DANO MORAL NA SEPARAÇÃO JUDICIAL, DIVÓRCIO E UNIÃO ESTÁVEL


Parte 1/2


BELMIRO PEDRO WELTER*
Promotor de Justiça – RS

A maioria da doutrina e da jurisprudência não admite a indenização por dano moral na separação judicial, divórcio ou união estável.

YUSSEF SAID CAHALI(1) lembra que “já se pronunciam, em nossa jurisprudência, algumas manifestações favoráveis à indenização pelos danos sofridos pelo cônjuge inocente, em razão da causa que provocou a dissolução da sociedade conjugal. Perante o nosso direito, lamentavelmente, a lei do Divórcio, desprezando os reclamos da melhor doutrina, não estabelece qualquer sanção pecuniária contra o causador da separação, por danos materiais ou morais sofridos pelo cônjuge inocente”. Cita em favor de sua tese vários doutrinadores, quais sejam:

a) Caio Mário (Instituições, V, nº 408, p. 155): “Afora os alimentos, que suprem a perda de assistência direta, poderá ainda ocorrer a indenização pelo dano sofrido pelo cônjuge inocente”. Da agressão física não resultam apenas as eventuais conseqüências no âmbito penal, nem apenas a indenização pelos prejuízos no âmbito patrimonial que a lesão à saúde, em conseqüência da agressão, possa ter provocado. A agressão física acarreta ao injustamente agredido um dano moral, aliás, muito mais relevante em se tratando de agressão de um cônjuge contra o outro”;

b) Mário Moacyr Porto, em “Responsabilidade civil entre marido e mulher”, repassando com a habitual proficiência autores e jurisprudência franceses, e invocando ainda o memorável acórdão do Tribunal sulino, é conclusivo e convincente a respeito: “Para um melhor esclarecimento, imaginemos a seguinte hipótese – o marido (e excepcionalmente a mulher) sevicia ou pratica uma lesão corporal ao parceiro, ofensa que ocasionou uma redução de sua capacidade de trabalho.

Itens fornecidos
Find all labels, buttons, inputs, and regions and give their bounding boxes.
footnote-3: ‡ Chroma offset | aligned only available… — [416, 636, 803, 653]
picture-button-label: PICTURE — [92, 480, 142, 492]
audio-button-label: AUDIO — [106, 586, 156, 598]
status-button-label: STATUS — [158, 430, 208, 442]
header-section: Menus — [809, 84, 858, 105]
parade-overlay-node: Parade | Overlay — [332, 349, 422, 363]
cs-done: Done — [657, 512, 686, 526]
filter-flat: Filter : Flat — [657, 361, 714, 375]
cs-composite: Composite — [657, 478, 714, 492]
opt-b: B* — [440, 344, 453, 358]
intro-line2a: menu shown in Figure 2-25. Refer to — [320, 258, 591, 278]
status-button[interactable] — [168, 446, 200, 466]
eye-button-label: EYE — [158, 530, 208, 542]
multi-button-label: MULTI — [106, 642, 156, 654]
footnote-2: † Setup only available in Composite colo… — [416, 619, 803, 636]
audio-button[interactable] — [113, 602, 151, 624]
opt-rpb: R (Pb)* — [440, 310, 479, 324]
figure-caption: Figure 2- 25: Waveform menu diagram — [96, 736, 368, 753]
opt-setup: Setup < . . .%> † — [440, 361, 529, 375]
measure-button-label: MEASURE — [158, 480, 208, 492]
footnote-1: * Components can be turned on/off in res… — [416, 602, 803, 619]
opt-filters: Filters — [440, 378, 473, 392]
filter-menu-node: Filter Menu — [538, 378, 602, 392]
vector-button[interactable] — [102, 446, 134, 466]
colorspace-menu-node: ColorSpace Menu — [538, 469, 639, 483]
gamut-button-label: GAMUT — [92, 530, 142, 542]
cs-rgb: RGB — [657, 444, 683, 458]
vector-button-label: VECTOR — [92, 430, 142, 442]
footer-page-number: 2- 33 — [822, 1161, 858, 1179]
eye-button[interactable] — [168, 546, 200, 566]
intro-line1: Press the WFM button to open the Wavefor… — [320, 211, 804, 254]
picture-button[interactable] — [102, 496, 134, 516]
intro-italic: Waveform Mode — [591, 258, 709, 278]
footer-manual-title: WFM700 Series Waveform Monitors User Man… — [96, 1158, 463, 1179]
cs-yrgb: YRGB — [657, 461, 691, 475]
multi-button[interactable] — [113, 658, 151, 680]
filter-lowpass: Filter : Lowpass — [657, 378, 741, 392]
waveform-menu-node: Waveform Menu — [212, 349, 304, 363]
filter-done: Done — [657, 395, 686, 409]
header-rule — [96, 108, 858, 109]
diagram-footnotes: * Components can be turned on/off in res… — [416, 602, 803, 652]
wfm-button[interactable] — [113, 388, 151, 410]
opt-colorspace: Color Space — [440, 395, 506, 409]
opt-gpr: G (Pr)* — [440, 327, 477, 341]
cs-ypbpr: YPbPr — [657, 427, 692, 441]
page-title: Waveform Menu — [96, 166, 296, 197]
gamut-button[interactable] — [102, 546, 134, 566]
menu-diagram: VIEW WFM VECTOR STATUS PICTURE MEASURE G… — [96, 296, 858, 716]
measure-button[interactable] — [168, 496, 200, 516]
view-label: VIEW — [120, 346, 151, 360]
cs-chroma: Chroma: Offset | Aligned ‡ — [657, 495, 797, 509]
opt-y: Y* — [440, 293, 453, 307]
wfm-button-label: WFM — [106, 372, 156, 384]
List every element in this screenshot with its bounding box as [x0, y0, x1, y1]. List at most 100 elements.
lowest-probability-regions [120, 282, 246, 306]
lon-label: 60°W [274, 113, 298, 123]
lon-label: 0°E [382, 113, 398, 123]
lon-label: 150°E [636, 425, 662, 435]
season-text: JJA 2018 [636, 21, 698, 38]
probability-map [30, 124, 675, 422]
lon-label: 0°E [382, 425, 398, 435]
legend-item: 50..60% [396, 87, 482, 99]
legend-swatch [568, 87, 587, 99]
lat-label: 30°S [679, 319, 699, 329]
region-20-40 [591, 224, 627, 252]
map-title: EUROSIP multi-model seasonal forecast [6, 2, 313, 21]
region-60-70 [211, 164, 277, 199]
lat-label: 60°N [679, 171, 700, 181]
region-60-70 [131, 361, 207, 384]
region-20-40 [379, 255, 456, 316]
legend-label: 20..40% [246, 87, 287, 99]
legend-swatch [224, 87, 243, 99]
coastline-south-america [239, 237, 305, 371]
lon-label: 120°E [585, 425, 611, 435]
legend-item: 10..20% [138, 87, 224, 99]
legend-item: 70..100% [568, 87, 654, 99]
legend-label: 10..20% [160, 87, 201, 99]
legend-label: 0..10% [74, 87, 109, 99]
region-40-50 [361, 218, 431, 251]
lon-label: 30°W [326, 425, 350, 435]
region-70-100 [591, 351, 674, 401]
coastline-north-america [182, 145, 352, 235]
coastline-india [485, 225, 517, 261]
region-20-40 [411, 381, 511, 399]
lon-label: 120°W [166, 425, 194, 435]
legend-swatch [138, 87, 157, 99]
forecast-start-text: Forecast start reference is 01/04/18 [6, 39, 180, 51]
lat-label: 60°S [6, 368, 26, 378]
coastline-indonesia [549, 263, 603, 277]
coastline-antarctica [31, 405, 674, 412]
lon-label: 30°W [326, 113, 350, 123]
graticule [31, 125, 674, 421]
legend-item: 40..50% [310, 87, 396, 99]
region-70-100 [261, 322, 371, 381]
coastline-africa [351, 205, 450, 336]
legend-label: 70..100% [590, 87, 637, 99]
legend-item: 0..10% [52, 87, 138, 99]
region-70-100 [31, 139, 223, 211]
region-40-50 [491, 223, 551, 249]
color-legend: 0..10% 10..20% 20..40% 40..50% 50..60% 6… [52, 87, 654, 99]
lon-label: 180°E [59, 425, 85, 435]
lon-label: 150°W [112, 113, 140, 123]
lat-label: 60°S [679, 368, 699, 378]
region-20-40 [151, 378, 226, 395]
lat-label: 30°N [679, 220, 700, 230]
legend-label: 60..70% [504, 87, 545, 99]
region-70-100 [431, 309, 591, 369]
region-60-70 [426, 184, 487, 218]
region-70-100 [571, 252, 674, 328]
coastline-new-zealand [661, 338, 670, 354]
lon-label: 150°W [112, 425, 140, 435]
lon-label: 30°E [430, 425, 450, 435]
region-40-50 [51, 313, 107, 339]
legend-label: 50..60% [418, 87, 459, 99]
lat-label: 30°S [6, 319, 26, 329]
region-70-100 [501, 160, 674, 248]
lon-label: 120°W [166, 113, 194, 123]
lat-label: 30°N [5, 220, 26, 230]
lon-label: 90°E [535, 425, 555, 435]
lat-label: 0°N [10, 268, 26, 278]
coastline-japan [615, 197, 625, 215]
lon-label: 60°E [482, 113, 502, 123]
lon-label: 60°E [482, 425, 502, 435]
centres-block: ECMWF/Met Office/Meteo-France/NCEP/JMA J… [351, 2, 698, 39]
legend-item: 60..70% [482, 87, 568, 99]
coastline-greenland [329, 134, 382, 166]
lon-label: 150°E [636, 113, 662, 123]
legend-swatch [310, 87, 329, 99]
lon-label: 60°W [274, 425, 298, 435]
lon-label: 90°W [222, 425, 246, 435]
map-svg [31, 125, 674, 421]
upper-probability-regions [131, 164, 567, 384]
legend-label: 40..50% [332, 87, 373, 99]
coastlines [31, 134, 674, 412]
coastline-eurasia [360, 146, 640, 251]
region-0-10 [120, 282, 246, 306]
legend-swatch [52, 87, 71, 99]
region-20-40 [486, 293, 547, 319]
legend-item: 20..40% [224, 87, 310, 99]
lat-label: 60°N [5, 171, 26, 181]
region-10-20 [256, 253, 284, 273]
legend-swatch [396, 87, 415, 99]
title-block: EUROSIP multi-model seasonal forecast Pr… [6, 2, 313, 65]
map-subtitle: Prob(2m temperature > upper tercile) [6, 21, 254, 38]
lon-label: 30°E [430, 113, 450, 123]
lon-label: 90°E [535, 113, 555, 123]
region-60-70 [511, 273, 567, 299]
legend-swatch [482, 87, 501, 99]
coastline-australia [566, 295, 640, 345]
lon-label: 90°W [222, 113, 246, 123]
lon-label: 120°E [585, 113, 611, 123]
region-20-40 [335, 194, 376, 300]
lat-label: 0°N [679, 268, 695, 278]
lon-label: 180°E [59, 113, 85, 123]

As tarefas
1. Qual é a posição da maioria da doutrina e da jurisprudência sobre a indenização por dano moral, segundo o trecho sobre dano moral na separação judicial?
2. Retome o trecho sobre dano moral na separação judicial logo após a última frase apresentada.

Resultados por tarefa
1. A maioria não admite a indenização por dano moral na separação judicial, no divórcio ou na união estável.

2.
O delito não justifica, apenas, a dissolução contenciosa da sociedade conjugal e a conseqüente fixação de uma “pensão” de alimentos (Lei do Divórcio, artigos 5º, “caput”, e 19). O cônjuge responsável responde, ainda, cumulativamente, pelo prejuízo à saúde do cônjuge agredido, nos termos do disposto nos artigos 159 e 1.539 do Código Civil, além das sanções penais.

Admitamos, ainda, o caso do cônjuge que difama o outro e a difamação se reflita, desastrosamente, na reputação do parceiro, em sua atividade profissional ou vida em sociedade. O ultraje justifica não apenas a separação judicial contenciosa e, se for o caso, a pensão de alimentos, como, ainda, uma indenização do dano resultante da injúria (CC, art. 1.547). A ação fundamenta- se no art. 159 do Código Civil, e é independente da ação que visa à dissolução litigiosa da sociedade conjugal e ao chamado divórcio-sanção. As indenizações são, assim, cumuláveis. Os dois pedidos podem ser formulados em uma mesma demanda (CPC, art. 292). A indenização não tem, absolutamente, caráter alimentar, e se baseia nos pressupostos do direito comum, quanto ao ressarcimento do dano decorrente de um ilícito civil;

c) José de Castro Bigi, retoma esta linha de reparabilidade do dano moral resultante da dissolução da sociedade conjugal, com o acréscimo de argumentos deduzidos dos direitos e garantias assegurados na Constituição de 1988, ao asseverar que a intenção do legislador constituinte fixou-se em deixar claro que o direito brasileiro segue a orientação moderna, considera ndo indenizáveis, com dinheiro, os danos morais resultantes da violação da intimidade, da vida privada, da honra e da imagem das pessoas”.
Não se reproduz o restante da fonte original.